Reply with one number: the count of lines in the listing that contain the string "Steinhart".

begin Exercise inputs

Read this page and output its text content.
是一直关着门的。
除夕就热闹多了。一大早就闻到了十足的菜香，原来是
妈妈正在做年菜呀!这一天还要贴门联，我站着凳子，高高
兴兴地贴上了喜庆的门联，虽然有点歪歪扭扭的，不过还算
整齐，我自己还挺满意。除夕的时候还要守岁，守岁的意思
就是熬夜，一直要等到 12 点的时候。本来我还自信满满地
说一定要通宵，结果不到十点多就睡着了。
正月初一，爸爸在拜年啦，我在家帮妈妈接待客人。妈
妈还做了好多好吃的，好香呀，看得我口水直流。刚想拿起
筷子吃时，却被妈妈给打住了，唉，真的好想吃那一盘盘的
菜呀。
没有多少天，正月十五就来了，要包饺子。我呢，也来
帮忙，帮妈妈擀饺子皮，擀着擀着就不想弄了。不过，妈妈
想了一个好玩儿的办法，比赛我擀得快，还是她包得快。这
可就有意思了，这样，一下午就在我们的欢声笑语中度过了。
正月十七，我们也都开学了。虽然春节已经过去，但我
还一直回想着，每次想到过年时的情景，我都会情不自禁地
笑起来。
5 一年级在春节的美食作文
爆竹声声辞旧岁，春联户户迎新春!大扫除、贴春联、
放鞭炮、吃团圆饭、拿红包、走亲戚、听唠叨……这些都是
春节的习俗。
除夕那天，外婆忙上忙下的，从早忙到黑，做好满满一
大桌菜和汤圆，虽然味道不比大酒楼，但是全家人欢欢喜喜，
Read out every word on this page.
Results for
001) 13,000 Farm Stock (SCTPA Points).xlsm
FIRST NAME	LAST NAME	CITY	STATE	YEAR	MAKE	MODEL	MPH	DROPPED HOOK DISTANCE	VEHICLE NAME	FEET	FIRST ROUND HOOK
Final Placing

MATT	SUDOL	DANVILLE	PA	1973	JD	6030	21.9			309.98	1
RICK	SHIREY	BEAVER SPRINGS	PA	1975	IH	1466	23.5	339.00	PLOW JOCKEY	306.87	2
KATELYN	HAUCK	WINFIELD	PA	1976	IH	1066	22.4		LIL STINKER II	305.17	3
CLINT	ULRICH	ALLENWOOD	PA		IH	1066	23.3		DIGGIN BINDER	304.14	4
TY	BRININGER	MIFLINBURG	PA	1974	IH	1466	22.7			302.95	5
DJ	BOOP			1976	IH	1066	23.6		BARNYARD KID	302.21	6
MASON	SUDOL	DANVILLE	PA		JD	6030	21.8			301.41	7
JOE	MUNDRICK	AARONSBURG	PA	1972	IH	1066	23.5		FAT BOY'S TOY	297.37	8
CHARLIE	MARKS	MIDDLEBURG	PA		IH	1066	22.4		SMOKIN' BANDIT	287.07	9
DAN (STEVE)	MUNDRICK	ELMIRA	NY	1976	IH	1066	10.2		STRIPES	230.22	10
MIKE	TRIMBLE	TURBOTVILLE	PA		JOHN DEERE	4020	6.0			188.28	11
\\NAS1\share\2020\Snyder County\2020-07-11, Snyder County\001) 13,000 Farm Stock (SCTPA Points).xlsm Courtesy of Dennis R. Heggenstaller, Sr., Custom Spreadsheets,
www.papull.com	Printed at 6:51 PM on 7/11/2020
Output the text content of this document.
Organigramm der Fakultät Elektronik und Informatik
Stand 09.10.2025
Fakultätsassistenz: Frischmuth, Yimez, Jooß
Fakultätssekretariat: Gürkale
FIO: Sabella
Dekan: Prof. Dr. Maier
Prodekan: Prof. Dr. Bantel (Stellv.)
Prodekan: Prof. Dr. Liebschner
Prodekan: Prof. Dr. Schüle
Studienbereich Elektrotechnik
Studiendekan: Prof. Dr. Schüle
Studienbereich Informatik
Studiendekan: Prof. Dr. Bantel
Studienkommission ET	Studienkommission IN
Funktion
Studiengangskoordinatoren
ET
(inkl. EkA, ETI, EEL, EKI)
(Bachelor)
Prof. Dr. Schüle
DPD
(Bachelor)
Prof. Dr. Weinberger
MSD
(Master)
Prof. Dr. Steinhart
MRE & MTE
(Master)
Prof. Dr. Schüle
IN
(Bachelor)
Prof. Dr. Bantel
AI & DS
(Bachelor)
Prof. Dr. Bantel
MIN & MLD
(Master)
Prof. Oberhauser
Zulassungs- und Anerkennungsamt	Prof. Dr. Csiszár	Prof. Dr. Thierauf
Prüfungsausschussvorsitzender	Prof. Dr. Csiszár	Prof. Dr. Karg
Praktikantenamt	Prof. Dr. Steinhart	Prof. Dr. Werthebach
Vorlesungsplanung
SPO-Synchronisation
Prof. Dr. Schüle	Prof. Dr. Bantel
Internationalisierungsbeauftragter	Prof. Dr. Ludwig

end Exercise inputs

[Output of the exercise]:
2